Only lines holding the word "Introduktion" should be copied from the material.

· · · ·

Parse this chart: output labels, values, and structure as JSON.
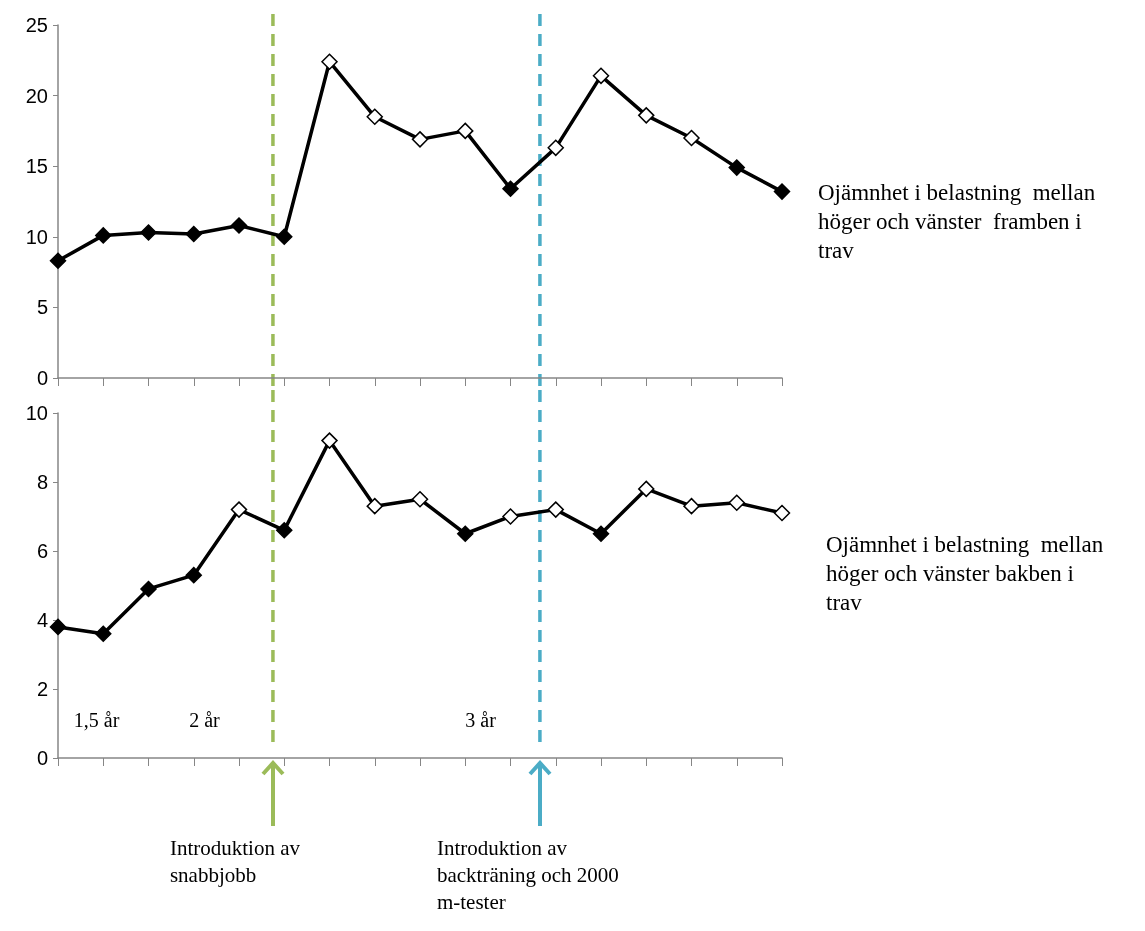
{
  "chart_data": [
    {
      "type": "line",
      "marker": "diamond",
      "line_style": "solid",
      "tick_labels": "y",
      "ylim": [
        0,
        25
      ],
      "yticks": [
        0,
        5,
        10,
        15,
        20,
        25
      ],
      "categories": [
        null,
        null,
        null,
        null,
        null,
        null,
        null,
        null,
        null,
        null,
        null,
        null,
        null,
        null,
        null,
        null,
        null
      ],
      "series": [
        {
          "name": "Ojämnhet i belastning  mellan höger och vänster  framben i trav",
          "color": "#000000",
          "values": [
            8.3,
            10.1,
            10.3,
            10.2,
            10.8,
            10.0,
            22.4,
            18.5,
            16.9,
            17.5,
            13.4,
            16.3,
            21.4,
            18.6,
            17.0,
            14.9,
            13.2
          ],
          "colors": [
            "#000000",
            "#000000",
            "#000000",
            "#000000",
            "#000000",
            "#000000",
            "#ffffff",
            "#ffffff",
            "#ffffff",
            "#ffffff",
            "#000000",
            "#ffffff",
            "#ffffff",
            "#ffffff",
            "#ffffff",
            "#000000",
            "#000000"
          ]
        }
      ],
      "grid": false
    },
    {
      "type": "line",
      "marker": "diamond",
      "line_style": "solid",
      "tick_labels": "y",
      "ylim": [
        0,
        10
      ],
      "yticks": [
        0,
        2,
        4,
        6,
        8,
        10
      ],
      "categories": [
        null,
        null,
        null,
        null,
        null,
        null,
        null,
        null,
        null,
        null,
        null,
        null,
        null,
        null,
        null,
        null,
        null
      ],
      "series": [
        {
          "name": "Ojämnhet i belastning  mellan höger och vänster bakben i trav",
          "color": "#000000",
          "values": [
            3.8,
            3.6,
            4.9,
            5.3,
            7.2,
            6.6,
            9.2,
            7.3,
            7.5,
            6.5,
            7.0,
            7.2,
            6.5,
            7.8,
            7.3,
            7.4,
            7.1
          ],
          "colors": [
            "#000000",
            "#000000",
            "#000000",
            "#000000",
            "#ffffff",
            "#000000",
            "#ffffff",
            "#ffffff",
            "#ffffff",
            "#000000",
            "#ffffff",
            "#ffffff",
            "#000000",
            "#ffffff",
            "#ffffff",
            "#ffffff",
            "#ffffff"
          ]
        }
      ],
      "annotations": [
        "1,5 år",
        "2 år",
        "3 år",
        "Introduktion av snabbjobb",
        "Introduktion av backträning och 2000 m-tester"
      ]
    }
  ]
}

· · · ·

■ **Complete answer**
        "Introduktion av snabbjobb",
        "Introduktion av backträning och 2000 m-tester"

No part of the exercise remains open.